• _Entries with figure data_:

%%

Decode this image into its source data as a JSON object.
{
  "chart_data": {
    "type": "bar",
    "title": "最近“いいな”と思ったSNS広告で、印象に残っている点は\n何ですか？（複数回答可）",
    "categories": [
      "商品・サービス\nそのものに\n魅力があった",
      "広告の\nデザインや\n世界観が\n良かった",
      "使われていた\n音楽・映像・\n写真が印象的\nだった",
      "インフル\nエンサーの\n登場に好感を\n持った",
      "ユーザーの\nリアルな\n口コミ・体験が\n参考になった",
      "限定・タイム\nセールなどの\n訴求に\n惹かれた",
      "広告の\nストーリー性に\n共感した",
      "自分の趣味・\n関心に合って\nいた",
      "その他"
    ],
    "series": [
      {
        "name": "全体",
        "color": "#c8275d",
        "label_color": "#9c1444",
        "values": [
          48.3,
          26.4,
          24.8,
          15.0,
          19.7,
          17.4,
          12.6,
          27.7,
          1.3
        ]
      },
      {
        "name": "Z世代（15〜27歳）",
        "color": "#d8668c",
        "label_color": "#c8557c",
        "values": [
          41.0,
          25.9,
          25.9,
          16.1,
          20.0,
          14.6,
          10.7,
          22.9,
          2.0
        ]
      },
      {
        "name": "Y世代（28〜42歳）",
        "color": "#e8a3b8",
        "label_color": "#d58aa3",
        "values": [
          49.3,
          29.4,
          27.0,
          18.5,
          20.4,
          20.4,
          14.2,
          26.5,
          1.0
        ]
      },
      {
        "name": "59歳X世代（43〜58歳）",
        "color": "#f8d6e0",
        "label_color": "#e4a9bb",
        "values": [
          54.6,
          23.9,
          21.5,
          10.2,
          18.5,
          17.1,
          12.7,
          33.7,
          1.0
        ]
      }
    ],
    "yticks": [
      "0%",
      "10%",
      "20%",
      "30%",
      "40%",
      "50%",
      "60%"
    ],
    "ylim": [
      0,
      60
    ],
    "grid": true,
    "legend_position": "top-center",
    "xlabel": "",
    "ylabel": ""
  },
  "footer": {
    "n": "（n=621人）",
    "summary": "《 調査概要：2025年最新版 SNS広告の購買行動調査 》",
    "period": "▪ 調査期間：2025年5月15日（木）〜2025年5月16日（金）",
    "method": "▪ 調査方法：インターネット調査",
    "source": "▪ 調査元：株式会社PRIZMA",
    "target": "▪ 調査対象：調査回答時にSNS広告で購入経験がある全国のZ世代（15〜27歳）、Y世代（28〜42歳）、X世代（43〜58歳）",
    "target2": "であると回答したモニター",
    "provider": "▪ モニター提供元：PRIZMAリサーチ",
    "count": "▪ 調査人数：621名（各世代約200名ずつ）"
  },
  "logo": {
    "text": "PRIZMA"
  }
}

%%
%%

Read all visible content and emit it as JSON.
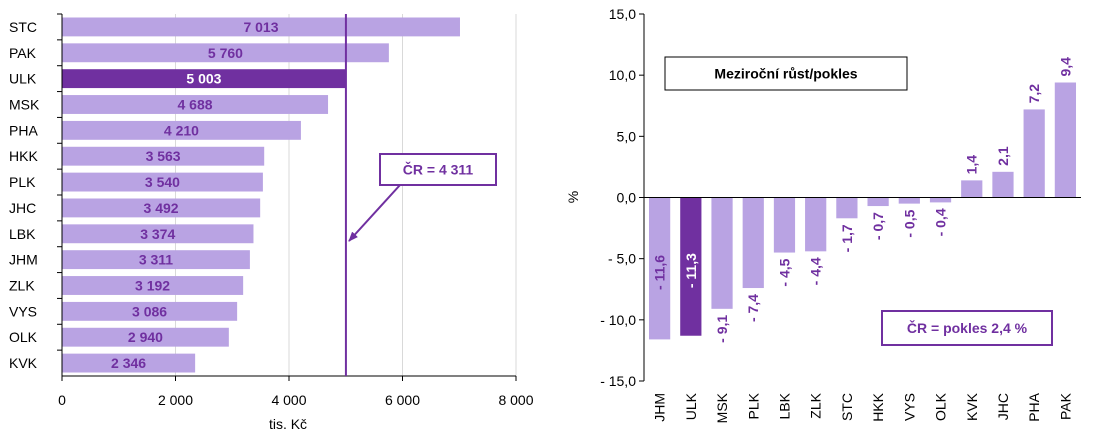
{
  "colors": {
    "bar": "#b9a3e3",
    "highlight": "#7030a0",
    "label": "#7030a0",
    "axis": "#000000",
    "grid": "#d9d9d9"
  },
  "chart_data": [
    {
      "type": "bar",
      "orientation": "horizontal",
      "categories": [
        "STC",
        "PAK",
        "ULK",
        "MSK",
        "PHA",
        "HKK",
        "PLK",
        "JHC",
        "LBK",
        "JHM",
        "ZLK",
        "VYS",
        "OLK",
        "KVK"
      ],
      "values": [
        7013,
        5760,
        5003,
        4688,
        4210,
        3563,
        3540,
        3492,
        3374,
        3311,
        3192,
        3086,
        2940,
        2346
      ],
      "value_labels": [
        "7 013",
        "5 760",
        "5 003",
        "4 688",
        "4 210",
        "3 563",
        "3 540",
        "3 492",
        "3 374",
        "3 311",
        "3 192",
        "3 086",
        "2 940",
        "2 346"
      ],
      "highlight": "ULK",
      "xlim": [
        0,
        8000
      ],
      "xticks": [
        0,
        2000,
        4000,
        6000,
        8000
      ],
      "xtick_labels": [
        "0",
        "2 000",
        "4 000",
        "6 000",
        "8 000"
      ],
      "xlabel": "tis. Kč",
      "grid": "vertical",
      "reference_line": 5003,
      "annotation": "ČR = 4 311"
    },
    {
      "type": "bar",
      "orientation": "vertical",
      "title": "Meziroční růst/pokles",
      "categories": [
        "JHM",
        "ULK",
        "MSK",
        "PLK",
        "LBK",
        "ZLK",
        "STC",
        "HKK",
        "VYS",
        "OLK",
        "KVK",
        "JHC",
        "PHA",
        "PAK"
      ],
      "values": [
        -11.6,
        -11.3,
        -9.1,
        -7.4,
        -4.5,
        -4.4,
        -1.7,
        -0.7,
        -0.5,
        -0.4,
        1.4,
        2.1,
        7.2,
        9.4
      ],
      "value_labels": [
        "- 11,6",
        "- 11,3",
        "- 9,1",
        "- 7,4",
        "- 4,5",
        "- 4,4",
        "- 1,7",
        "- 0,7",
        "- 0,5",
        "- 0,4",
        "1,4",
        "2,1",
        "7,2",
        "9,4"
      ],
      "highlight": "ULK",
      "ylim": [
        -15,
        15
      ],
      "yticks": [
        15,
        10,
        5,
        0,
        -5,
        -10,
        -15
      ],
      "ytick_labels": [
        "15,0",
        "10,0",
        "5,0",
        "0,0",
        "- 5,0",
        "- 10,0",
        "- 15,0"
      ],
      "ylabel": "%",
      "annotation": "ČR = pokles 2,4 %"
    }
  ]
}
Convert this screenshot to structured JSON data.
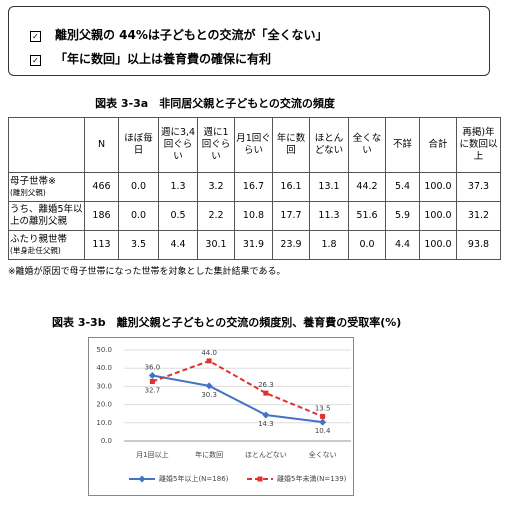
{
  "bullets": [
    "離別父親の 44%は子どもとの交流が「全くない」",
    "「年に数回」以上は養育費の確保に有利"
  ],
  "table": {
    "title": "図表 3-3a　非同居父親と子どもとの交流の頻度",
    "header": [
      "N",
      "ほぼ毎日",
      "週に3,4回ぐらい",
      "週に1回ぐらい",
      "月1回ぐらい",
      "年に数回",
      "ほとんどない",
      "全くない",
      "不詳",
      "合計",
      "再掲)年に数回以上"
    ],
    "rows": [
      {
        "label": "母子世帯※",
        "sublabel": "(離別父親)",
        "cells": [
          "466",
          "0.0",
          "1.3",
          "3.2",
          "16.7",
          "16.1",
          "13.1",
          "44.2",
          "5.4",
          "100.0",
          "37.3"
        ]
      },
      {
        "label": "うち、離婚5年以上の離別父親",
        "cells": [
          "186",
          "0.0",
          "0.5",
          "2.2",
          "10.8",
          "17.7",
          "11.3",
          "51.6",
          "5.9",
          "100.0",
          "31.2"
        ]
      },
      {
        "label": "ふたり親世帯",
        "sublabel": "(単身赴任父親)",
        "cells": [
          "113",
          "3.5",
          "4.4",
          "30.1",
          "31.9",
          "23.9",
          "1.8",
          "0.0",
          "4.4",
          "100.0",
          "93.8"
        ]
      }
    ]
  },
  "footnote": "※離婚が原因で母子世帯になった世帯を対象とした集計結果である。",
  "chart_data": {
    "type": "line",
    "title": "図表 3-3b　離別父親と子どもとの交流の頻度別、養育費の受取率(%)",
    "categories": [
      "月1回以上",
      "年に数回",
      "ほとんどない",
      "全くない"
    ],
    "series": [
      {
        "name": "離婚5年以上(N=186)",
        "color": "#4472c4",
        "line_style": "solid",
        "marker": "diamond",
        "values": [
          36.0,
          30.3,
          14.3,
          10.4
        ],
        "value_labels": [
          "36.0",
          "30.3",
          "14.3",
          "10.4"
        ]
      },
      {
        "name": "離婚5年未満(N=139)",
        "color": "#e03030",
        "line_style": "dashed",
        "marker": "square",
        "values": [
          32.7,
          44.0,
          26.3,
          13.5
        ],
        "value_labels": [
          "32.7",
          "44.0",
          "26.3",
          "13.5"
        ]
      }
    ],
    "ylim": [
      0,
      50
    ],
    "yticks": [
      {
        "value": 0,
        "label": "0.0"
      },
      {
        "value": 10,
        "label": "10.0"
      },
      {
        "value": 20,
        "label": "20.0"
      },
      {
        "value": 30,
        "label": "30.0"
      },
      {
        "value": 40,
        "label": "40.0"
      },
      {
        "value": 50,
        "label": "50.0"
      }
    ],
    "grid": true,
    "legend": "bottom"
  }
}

%%
%%

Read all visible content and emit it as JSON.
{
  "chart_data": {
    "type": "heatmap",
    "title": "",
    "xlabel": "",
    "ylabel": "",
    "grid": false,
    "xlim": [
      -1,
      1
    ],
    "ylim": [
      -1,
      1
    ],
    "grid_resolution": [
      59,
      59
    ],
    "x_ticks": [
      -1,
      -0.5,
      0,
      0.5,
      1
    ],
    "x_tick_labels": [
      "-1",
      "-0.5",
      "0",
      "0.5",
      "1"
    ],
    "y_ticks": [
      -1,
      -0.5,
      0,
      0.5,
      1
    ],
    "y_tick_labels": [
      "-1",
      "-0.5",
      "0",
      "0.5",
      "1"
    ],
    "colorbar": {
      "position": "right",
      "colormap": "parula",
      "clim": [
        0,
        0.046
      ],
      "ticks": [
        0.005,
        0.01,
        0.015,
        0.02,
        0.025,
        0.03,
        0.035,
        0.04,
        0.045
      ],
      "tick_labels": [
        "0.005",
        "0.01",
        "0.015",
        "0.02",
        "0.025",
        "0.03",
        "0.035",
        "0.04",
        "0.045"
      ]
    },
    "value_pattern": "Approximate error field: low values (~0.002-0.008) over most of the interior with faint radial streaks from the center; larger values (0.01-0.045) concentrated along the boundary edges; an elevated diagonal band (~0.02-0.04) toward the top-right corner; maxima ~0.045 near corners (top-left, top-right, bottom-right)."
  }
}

%%

• _Challenge_: Reproduce each line of the material containing the word "JSON".

• _Task response_:
Decode this image into its source data as a JSON object.
Read all visible content and emit it as JSON.
Convert this screenshot to structured JSON data.
Read all visible content and emit it as JSON.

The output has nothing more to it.